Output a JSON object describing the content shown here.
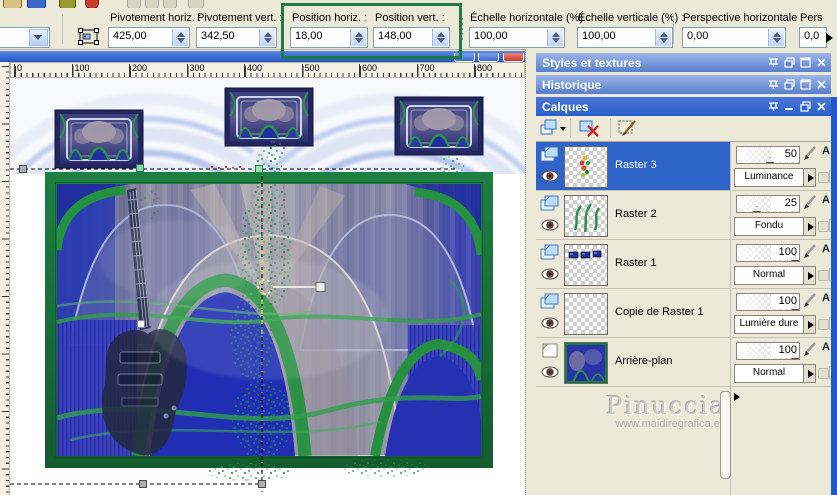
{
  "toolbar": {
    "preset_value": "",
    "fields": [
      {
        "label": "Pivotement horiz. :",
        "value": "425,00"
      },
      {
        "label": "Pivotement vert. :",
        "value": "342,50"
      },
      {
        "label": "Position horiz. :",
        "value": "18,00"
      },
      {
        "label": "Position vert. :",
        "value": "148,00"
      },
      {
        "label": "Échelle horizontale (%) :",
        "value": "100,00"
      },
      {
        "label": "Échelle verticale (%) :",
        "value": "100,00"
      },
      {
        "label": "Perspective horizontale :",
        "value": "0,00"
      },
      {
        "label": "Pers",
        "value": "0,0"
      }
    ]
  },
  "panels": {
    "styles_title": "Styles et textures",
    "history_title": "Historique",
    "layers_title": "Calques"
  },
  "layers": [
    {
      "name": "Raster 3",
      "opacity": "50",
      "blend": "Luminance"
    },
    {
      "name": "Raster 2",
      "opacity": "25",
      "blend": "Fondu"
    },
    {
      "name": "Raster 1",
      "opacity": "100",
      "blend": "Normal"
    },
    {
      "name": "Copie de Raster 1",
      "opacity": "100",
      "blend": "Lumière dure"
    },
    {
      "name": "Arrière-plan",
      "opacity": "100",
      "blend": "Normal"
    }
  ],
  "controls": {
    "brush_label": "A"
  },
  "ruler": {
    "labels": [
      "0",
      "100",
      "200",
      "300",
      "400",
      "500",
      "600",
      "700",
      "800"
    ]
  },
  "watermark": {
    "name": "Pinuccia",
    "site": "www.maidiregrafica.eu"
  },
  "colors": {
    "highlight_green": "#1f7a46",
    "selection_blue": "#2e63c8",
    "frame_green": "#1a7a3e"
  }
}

+ + + +

Determine how many lines of this listing contain "horizontale", and give only the number.

2